## Given data
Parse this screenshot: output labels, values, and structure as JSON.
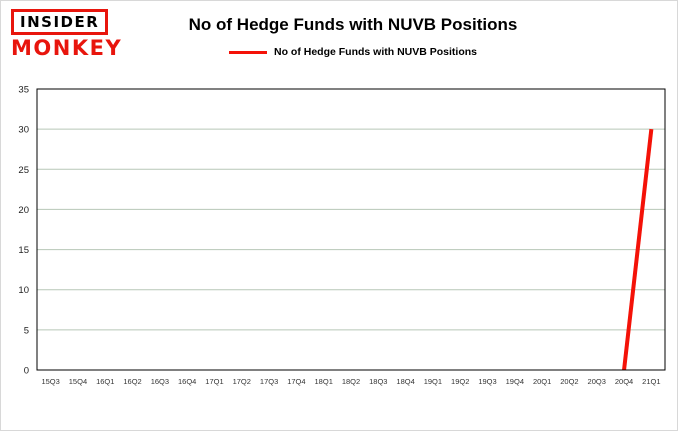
{
  "header": {
    "logo": {
      "line1": "INSIDER",
      "line2": "MONKEY"
    },
    "title": "No of Hedge Funds with NUVB Positions"
  },
  "legend": {
    "label": "No of Hedge Funds with NUVB Positions"
  },
  "colors": {
    "brand_red": "#e8150d",
    "line_red": "#f41208",
    "gridline_green": "#b7c7b7"
  },
  "chart_data": {
    "type": "line",
    "title": "No of Hedge Funds with NUVB Positions",
    "categories": [
      "15Q3",
      "15Q4",
      "16Q1",
      "16Q2",
      "16Q3",
      "16Q4",
      "17Q1",
      "17Q2",
      "17Q3",
      "17Q4",
      "18Q1",
      "18Q2",
      "18Q3",
      "18Q4",
      "19Q1",
      "19Q2",
      "19Q3",
      "19Q4",
      "20Q1",
      "20Q2",
      "20Q3",
      "20Q4",
      "21Q1"
    ],
    "values": [
      null,
      null,
      null,
      null,
      null,
      null,
      null,
      null,
      null,
      null,
      null,
      null,
      null,
      null,
      null,
      null,
      null,
      null,
      null,
      null,
      null,
      0,
      30
    ],
    "xlabel": "",
    "ylabel": "",
    "ylim": [
      0,
      35
    ],
    "yticks": [
      0,
      5,
      10,
      15,
      20,
      25,
      30,
      35
    ],
    "grid": true,
    "gridline_color": "#b7c7b7",
    "line_color": "#f41208",
    "line_width": 4,
    "legend_position": "top"
  }
}
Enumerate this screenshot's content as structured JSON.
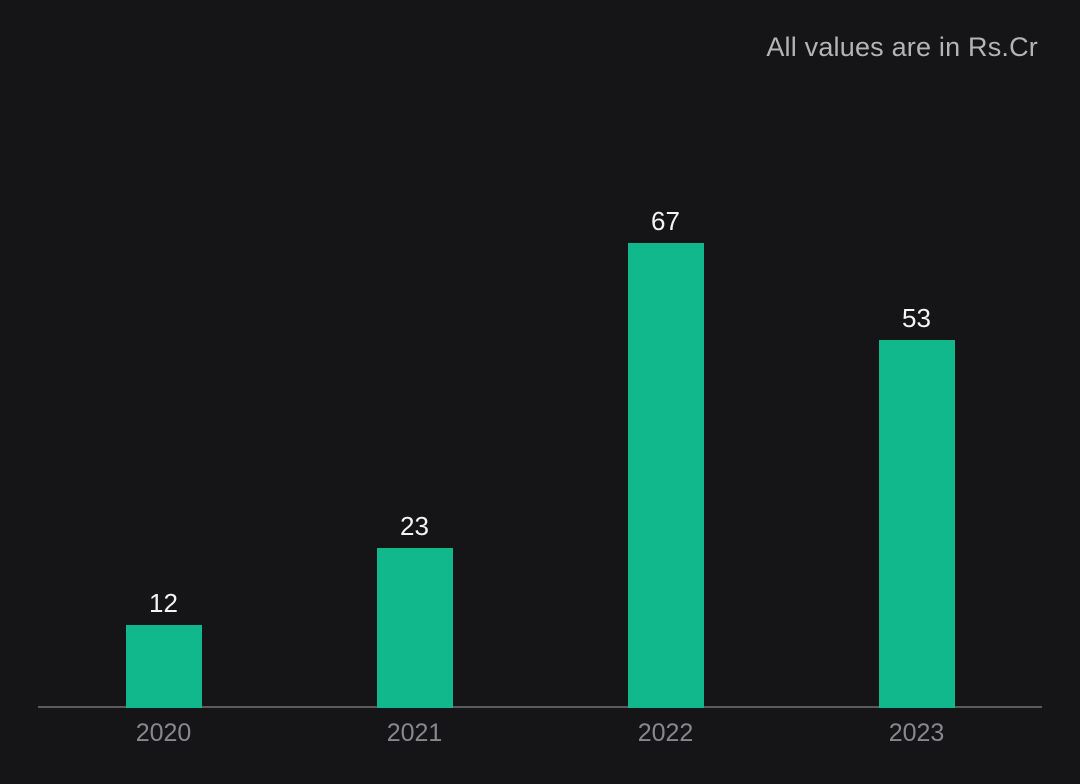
{
  "note": "All values are in Rs.Cr",
  "chart_data": {
    "type": "bar",
    "title": "",
    "xlabel": "",
    "ylabel": "",
    "categories": [
      "2020",
      "2021",
      "2022",
      "2023"
    ],
    "values": [
      12,
      23,
      67,
      53
    ],
    "ylim": [
      0,
      72
    ],
    "grid": false,
    "legend": "none",
    "value_labels_shown": true,
    "colors": {
      "background": "#151517",
      "bar": "#11b88c",
      "axis_line": "#5a5b5f",
      "tick_label": "#86888d",
      "value_label": "#f3f4f5",
      "note_text": "#b3b4b7"
    }
  }
}
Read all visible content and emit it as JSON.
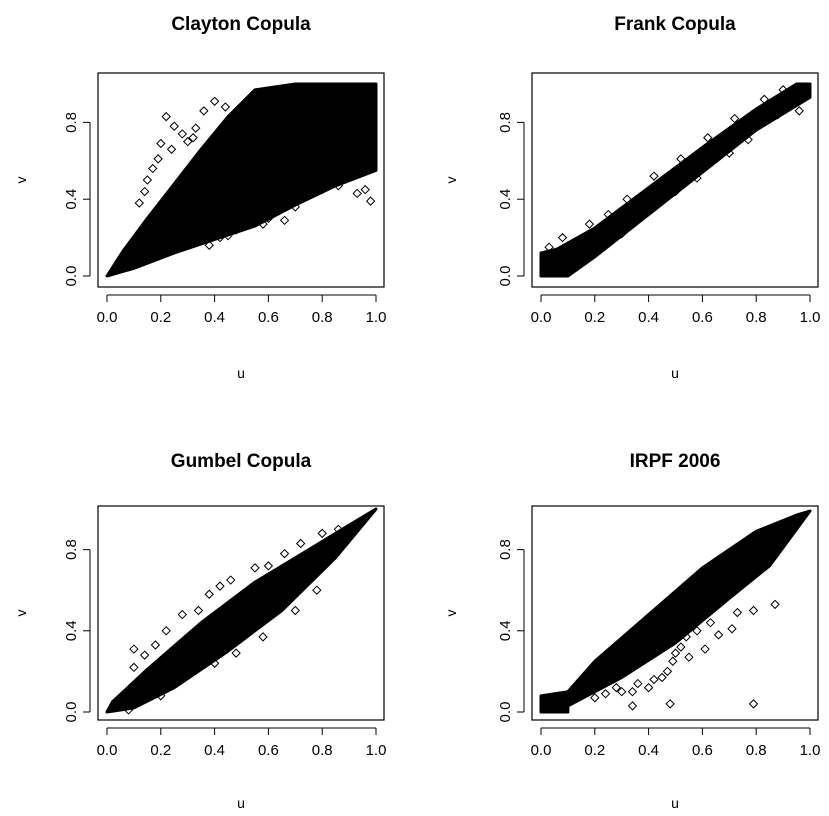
{
  "chart_data": [
    {
      "type": "scatter",
      "title": "Clayton Copula",
      "xlabel": "u",
      "ylabel": "v",
      "xlim": [
        0,
        1
      ],
      "ylim": [
        0,
        1
      ],
      "xticks": [
        "0.0",
        "0.2",
        "0.4",
        "0.6",
        "0.8",
        "1.0"
      ],
      "yticks": [
        "0.0",
        "0.4",
        "0.8"
      ],
      "dense_region": [
        [
          0.0,
          0.0
        ],
        [
          0.1,
          0.04
        ],
        [
          0.25,
          0.12
        ],
        [
          0.4,
          0.19
        ],
        [
          0.55,
          0.26
        ],
        [
          0.7,
          0.37
        ],
        [
          0.85,
          0.47
        ],
        [
          1.0,
          0.55
        ],
        [
          1.0,
          1.0
        ],
        [
          0.7,
          1.0
        ],
        [
          0.55,
          0.97
        ],
        [
          0.45,
          0.83
        ],
        [
          0.35,
          0.66
        ],
        [
          0.25,
          0.48
        ],
        [
          0.15,
          0.3
        ],
        [
          0.06,
          0.13
        ],
        [
          0.0,
          0.0
        ]
      ],
      "scatter_points": [
        [
          0.22,
          0.83
        ],
        [
          0.25,
          0.78
        ],
        [
          0.28,
          0.74
        ],
        [
          0.2,
          0.69
        ],
        [
          0.24,
          0.66
        ],
        [
          0.19,
          0.61
        ],
        [
          0.3,
          0.7
        ],
        [
          0.17,
          0.56
        ],
        [
          0.33,
          0.77
        ],
        [
          0.36,
          0.86
        ],
        [
          0.4,
          0.91
        ],
        [
          0.15,
          0.5
        ],
        [
          0.14,
          0.44
        ],
        [
          0.12,
          0.38
        ],
        [
          0.32,
          0.72
        ],
        [
          0.48,
          0.24
        ],
        [
          0.52,
          0.28
        ],
        [
          0.56,
          0.31
        ],
        [
          0.45,
          0.21
        ],
        [
          0.6,
          0.3
        ],
        [
          0.64,
          0.34
        ],
        [
          0.7,
          0.36
        ],
        [
          0.75,
          0.42
        ],
        [
          0.8,
          0.45
        ],
        [
          0.86,
          0.47
        ],
        [
          0.93,
          0.43
        ],
        [
          0.98,
          0.39
        ],
        [
          0.96,
          0.45
        ],
        [
          0.42,
          0.2
        ],
        [
          0.38,
          0.16
        ],
        [
          0.66,
          0.29
        ],
        [
          0.58,
          0.27
        ],
        [
          0.88,
          0.52
        ],
        [
          0.34,
          0.18
        ],
        [
          0.44,
          0.88
        ],
        [
          0.62,
          0.33
        ]
      ]
    },
    {
      "type": "scatter",
      "title": "Frank Copula",
      "xlabel": "u",
      "ylabel": "v",
      "xlim": [
        0,
        1
      ],
      "ylim": [
        0,
        1
      ],
      "xticks": [
        "0.0",
        "0.2",
        "0.4",
        "0.6",
        "0.8",
        "1.0"
      ],
      "yticks": [
        "0.0",
        "0.4",
        "0.8"
      ],
      "dense_region": [
        [
          0.0,
          0.0
        ],
        [
          0.1,
          0.0
        ],
        [
          0.2,
          0.1
        ],
        [
          0.4,
          0.32
        ],
        [
          0.6,
          0.54
        ],
        [
          0.8,
          0.76
        ],
        [
          1.0,
          0.93
        ],
        [
          1.0,
          1.0
        ],
        [
          0.95,
          1.0
        ],
        [
          0.8,
          0.87
        ],
        [
          0.6,
          0.67
        ],
        [
          0.4,
          0.46
        ],
        [
          0.2,
          0.25
        ],
        [
          0.06,
          0.14
        ],
        [
          0.0,
          0.12
        ],
        [
          0.0,
          0.0
        ]
      ],
      "scatter_points": [
        [
          0.03,
          0.15
        ],
        [
          0.08,
          0.2
        ],
        [
          0.12,
          0.04
        ],
        [
          0.15,
          0.16
        ],
        [
          0.25,
          0.32
        ],
        [
          0.32,
          0.4
        ],
        [
          0.42,
          0.52
        ],
        [
          0.52,
          0.61
        ],
        [
          0.62,
          0.72
        ],
        [
          0.72,
          0.82
        ],
        [
          0.83,
          0.92
        ],
        [
          0.9,
          0.97
        ],
        [
          0.3,
          0.22
        ],
        [
          0.5,
          0.44
        ],
        [
          0.7,
          0.64
        ],
        [
          0.88,
          0.84
        ],
        [
          0.96,
          0.86
        ],
        [
          0.05,
          0.02
        ],
        [
          0.18,
          0.27
        ],
        [
          0.36,
          0.3
        ],
        [
          0.58,
          0.51
        ],
        [
          0.77,
          0.71
        ]
      ]
    },
    {
      "type": "scatter",
      "title": "Gumbel Copula",
      "xlabel": "u",
      "ylabel": "v",
      "xlim": [
        0,
        1
      ],
      "ylim": [
        0,
        1
      ],
      "xticks": [
        "0.0",
        "0.2",
        "0.4",
        "0.6",
        "0.8",
        "1.0"
      ],
      "yticks": [
        "0.0",
        "0.4",
        "0.8"
      ],
      "dense_region": [
        [
          0.0,
          0.0
        ],
        [
          0.1,
          0.02
        ],
        [
          0.25,
          0.12
        ],
        [
          0.45,
          0.3
        ],
        [
          0.65,
          0.5
        ],
        [
          0.85,
          0.76
        ],
        [
          1.0,
          1.0
        ],
        [
          0.9,
          0.92
        ],
        [
          0.75,
          0.8
        ],
        [
          0.55,
          0.64
        ],
        [
          0.35,
          0.44
        ],
        [
          0.15,
          0.21
        ],
        [
          0.02,
          0.05
        ],
        [
          0.0,
          0.0
        ]
      ],
      "scatter_points": [
        [
          0.1,
          0.22
        ],
        [
          0.14,
          0.28
        ],
        [
          0.1,
          0.31
        ],
        [
          0.22,
          0.4
        ],
        [
          0.28,
          0.48
        ],
        [
          0.38,
          0.58
        ],
        [
          0.42,
          0.62
        ],
        [
          0.46,
          0.65
        ],
        [
          0.55,
          0.71
        ],
        [
          0.6,
          0.72
        ],
        [
          0.66,
          0.78
        ],
        [
          0.72,
          0.83
        ],
        [
          0.8,
          0.88
        ],
        [
          0.86,
          0.9
        ],
        [
          0.08,
          0.01
        ],
        [
          0.2,
          0.08
        ],
        [
          0.4,
          0.24
        ],
        [
          0.48,
          0.29
        ],
        [
          0.58,
          0.37
        ],
        [
          0.7,
          0.5
        ],
        [
          0.78,
          0.6
        ],
        [
          0.26,
          0.18
        ],
        [
          0.34,
          0.5
        ],
        [
          0.18,
          0.33
        ]
      ]
    },
    {
      "type": "scatter",
      "title": "IRPF 2006",
      "xlabel": "u",
      "ylabel": "v",
      "xlim": [
        0,
        1
      ],
      "ylim": [
        0,
        1
      ],
      "xticks": [
        "0.0",
        "0.2",
        "0.4",
        "0.6",
        "0.8",
        "1.0"
      ],
      "yticks": [
        "0.0",
        "0.4",
        "0.8"
      ],
      "dense_region": [
        [
          0.0,
          0.0
        ],
        [
          0.1,
          0.0
        ],
        [
          0.1,
          0.03
        ],
        [
          0.3,
          0.17
        ],
        [
          0.5,
          0.34
        ],
        [
          0.7,
          0.56
        ],
        [
          0.85,
          0.72
        ],
        [
          1.0,
          0.99
        ],
        [
          0.95,
          0.97
        ],
        [
          0.8,
          0.89
        ],
        [
          0.6,
          0.71
        ],
        [
          0.4,
          0.48
        ],
        [
          0.2,
          0.25
        ],
        [
          0.1,
          0.1
        ],
        [
          0.0,
          0.08
        ],
        [
          0.0,
          0.0
        ]
      ],
      "scatter_points": [
        [
          0.79,
          0.04
        ],
        [
          0.87,
          0.53
        ],
        [
          0.79,
          0.5
        ],
        [
          0.73,
          0.49
        ],
        [
          0.71,
          0.41
        ],
        [
          0.58,
          0.4
        ],
        [
          0.54,
          0.37
        ],
        [
          0.52,
          0.32
        ],
        [
          0.5,
          0.29
        ],
        [
          0.49,
          0.25
        ],
        [
          0.47,
          0.2
        ],
        [
          0.45,
          0.17
        ],
        [
          0.42,
          0.16
        ],
        [
          0.36,
          0.14
        ],
        [
          0.34,
          0.03
        ],
        [
          0.34,
          0.1
        ],
        [
          0.3,
          0.1
        ],
        [
          0.28,
          0.12
        ],
        [
          0.24,
          0.09
        ],
        [
          0.2,
          0.07
        ],
        [
          0.48,
          0.04
        ],
        [
          0.61,
          0.31
        ],
        [
          0.66,
          0.38
        ],
        [
          0.4,
          0.12
        ],
        [
          0.55,
          0.27
        ],
        [
          0.63,
          0.44
        ]
      ]
    }
  ]
}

## What you are asked to do
In the material above, find each line that contains the word "JSON", and select it.

## Solved problem
Parse this screenshot: output labels, values, and structure as JSON.
Enumerate this screenshot's content as structured JSON.
Read all visible content and emit it as JSON.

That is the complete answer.